Your answer should be one number: how many lines of the records hold the string "JSON".

------------------------------------------------------------

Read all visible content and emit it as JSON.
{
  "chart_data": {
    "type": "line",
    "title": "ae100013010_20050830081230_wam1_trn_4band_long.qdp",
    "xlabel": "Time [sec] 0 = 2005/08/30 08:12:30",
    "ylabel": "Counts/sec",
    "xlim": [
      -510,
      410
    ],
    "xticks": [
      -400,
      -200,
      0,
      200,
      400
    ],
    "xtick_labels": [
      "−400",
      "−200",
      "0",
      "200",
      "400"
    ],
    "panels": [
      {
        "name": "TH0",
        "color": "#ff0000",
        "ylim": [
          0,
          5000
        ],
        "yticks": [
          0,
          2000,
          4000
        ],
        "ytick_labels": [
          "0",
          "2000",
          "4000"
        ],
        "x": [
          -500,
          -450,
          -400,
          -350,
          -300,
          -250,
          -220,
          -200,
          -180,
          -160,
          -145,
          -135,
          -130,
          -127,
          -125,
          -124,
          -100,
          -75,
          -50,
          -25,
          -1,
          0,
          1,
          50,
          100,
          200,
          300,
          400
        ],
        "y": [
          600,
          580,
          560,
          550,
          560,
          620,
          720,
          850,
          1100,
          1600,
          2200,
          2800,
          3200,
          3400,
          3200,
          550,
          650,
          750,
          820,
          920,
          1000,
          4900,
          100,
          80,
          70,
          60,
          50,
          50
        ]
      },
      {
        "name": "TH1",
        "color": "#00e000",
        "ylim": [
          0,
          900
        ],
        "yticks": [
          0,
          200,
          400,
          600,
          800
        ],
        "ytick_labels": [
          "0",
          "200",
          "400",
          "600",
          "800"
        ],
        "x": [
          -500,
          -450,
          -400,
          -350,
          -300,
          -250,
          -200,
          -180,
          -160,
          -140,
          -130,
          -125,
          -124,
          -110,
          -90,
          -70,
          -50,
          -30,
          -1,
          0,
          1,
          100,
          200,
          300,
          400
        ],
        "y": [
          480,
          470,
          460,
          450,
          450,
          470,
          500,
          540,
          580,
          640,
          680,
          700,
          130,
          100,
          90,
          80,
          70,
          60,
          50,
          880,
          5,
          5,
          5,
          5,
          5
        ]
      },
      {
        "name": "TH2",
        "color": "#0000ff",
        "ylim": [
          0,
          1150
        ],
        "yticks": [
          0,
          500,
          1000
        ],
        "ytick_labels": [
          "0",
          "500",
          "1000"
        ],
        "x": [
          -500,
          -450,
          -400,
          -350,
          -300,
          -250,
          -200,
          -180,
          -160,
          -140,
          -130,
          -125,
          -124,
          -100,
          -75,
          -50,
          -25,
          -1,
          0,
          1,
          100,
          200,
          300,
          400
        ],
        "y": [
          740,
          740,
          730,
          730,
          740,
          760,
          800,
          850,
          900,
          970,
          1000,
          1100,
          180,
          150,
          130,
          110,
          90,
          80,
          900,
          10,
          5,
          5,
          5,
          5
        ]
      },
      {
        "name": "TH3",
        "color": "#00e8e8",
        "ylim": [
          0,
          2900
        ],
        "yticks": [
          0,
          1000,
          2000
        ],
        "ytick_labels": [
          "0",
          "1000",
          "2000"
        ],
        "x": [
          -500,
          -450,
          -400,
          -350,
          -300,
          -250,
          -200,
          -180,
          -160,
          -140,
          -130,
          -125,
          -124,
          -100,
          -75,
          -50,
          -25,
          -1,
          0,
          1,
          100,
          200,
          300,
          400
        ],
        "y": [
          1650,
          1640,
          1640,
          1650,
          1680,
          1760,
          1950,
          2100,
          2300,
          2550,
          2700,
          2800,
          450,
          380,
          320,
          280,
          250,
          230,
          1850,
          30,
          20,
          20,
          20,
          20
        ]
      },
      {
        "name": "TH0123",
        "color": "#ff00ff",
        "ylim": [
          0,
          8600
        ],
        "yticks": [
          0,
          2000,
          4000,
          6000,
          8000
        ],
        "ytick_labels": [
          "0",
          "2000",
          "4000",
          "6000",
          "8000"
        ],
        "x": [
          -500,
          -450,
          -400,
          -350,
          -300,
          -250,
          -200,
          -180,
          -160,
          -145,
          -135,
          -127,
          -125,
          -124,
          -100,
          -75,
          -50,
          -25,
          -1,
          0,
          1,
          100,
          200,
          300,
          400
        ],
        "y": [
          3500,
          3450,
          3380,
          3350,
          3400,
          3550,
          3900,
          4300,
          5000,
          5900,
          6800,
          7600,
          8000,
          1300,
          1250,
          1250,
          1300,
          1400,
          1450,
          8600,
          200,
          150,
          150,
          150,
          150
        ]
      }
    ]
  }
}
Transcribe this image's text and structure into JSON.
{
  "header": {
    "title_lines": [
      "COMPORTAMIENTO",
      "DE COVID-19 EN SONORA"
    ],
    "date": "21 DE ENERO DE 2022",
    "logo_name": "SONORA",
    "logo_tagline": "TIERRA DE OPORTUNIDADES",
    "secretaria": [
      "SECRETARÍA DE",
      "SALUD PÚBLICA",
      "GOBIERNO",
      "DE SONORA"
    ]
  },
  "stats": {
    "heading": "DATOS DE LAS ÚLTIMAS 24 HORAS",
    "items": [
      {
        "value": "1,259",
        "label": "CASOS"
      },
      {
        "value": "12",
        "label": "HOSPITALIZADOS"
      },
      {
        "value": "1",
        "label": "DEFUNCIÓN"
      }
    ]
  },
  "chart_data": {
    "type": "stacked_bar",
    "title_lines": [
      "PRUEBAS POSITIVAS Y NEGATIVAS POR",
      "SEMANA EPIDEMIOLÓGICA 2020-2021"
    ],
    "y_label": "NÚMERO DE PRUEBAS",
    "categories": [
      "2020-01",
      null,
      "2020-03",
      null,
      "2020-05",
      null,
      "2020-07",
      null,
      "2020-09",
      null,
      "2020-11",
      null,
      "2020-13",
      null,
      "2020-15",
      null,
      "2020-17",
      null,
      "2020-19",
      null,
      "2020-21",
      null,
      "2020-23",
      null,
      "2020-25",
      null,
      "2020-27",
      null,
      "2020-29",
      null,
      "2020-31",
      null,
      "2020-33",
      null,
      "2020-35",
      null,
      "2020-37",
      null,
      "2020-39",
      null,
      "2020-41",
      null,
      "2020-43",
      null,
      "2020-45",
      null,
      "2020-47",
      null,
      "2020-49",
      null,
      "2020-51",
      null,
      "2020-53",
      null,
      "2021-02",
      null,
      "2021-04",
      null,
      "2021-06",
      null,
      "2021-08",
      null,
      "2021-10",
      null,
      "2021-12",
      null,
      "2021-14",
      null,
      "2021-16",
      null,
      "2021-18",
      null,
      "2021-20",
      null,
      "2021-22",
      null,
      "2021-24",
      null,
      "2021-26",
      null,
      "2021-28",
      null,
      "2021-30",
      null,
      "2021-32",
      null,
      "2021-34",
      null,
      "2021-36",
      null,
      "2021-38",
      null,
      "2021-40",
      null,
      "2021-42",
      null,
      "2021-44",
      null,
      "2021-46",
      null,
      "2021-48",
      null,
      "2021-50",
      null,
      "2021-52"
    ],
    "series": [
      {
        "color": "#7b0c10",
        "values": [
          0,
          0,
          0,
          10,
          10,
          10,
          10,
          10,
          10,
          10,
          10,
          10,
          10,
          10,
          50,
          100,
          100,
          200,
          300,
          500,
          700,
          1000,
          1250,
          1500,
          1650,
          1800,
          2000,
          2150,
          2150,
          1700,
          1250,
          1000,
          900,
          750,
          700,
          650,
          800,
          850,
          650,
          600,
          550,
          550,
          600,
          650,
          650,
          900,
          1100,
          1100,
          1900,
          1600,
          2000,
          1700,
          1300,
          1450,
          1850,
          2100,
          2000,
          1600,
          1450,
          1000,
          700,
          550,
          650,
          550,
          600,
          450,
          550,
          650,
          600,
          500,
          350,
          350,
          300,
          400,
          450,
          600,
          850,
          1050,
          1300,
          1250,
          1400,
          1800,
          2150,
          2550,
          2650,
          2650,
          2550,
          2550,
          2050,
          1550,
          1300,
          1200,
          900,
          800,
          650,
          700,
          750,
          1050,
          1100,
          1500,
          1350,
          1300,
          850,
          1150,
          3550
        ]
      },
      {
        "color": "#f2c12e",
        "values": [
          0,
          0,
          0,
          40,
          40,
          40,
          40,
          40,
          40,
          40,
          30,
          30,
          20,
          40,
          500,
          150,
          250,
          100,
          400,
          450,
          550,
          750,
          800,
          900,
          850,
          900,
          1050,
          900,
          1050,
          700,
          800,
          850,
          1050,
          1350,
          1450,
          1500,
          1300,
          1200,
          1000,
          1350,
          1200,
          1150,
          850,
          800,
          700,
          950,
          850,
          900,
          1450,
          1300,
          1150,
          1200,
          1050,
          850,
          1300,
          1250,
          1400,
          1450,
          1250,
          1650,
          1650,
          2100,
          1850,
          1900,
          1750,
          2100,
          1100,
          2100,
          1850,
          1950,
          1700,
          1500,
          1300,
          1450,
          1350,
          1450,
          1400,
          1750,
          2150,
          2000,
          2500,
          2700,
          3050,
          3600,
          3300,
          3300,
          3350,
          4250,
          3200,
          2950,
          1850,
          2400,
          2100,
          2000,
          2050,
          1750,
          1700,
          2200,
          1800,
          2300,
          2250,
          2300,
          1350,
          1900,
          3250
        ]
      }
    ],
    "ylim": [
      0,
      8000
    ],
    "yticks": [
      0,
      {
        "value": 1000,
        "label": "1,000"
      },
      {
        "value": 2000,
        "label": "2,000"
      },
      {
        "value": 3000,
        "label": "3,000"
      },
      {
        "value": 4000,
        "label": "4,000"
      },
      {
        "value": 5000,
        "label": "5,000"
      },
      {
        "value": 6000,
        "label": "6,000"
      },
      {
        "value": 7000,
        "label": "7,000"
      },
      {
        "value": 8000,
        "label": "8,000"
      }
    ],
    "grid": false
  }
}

------------------------------------------------------------

__Solution below__:
2